#### [CHALLENGE]
Read the listing and extract each line that includes the word "Percent".
________________
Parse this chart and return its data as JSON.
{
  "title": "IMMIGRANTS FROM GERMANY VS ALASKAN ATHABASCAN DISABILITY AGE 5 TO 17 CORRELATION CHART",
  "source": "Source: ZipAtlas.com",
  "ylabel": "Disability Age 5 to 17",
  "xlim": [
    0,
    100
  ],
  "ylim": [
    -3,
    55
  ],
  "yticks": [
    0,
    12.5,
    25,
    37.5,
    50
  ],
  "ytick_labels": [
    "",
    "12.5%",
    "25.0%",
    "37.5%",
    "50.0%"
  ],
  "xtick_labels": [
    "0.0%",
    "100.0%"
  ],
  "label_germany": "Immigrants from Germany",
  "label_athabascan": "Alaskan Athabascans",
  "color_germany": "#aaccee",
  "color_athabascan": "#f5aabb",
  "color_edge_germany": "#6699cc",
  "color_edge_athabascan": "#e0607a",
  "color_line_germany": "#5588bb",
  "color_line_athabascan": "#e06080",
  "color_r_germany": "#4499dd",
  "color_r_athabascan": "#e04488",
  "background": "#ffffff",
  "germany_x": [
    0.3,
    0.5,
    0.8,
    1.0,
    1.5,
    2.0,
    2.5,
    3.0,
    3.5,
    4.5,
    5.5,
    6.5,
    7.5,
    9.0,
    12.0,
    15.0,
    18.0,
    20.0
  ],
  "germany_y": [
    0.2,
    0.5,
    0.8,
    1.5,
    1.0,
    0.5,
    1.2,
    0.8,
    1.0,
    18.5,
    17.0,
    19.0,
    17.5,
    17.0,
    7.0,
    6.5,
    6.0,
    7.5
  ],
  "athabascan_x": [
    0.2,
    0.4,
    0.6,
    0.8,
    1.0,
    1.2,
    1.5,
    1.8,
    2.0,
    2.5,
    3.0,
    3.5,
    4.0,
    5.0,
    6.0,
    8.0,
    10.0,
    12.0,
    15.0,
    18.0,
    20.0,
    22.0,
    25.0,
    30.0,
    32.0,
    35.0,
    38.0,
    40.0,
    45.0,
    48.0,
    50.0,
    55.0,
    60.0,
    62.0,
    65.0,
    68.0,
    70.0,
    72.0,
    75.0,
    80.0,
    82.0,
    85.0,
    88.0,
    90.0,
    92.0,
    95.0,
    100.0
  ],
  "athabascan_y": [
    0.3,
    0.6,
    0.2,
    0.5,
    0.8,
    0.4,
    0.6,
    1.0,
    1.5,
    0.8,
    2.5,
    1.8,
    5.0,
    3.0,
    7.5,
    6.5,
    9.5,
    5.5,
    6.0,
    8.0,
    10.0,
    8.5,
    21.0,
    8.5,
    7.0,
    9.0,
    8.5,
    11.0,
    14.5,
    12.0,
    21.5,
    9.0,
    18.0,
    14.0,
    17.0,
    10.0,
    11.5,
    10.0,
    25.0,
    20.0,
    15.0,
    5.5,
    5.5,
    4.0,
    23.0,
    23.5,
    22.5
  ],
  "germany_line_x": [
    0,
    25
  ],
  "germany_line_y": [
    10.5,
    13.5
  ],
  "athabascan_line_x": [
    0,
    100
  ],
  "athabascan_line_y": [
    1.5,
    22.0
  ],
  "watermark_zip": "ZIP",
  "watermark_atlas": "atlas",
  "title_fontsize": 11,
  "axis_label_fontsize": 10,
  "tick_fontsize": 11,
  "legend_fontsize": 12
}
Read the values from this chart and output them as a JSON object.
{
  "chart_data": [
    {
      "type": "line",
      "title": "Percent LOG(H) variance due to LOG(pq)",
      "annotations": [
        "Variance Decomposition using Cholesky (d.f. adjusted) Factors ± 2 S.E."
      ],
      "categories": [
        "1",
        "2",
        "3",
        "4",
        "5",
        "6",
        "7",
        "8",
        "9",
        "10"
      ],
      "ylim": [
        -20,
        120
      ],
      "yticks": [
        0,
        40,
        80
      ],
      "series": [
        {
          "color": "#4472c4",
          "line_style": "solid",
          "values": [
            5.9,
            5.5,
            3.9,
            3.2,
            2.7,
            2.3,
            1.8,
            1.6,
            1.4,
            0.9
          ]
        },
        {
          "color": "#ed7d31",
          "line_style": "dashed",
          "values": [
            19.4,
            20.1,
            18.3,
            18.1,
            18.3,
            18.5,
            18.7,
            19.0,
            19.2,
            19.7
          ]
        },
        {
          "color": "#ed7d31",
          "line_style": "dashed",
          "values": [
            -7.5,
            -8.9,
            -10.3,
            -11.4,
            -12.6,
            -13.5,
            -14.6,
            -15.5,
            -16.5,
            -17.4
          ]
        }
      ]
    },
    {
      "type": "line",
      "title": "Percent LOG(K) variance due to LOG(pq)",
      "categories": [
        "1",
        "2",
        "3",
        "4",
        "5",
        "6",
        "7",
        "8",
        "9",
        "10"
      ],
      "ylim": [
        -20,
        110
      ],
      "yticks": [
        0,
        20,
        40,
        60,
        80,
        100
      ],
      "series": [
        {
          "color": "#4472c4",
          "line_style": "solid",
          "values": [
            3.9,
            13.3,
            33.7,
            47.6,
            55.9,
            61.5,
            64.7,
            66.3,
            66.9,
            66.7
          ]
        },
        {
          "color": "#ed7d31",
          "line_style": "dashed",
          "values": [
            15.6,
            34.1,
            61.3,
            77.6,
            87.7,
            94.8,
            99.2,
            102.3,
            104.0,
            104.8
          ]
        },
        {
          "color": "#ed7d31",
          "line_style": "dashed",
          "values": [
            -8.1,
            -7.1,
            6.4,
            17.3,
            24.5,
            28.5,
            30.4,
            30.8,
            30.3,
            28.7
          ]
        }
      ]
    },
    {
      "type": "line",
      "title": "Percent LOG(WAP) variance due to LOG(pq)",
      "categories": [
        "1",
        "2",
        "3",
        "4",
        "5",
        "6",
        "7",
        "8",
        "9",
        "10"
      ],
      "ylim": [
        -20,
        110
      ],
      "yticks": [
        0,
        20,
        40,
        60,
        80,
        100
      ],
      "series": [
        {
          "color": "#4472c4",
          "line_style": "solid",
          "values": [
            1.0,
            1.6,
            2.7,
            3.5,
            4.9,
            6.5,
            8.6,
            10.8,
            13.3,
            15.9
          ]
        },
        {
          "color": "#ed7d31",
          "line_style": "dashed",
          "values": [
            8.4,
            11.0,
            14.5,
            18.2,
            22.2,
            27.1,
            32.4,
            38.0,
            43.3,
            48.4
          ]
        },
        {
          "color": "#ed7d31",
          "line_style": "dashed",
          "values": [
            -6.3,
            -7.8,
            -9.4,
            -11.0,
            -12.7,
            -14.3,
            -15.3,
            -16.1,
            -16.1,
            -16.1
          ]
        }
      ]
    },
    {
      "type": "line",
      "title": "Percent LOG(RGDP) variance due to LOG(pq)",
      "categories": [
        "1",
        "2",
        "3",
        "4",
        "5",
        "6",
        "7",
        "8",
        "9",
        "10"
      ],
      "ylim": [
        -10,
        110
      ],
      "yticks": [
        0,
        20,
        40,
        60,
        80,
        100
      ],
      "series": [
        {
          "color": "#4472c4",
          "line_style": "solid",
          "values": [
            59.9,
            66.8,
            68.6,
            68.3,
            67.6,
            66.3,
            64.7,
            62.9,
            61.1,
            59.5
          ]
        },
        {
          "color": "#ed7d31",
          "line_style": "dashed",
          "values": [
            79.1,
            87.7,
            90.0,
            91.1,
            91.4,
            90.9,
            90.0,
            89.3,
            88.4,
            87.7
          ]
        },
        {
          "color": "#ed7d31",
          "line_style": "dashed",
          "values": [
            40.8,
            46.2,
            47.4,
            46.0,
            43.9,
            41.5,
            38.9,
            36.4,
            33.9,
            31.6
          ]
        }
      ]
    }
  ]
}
________________
#### [EXERCISE RESPONSE]
      "title": "Percent LOG(H) variance due to LOG(pq)",
      "title": "Percent LOG(K) variance due to LOG(pq)",
      "title": "Percent LOG(WAP) variance due to LOG(pq)",
      "title": "Percent LOG(RGDP) variance due to LOG(pq)",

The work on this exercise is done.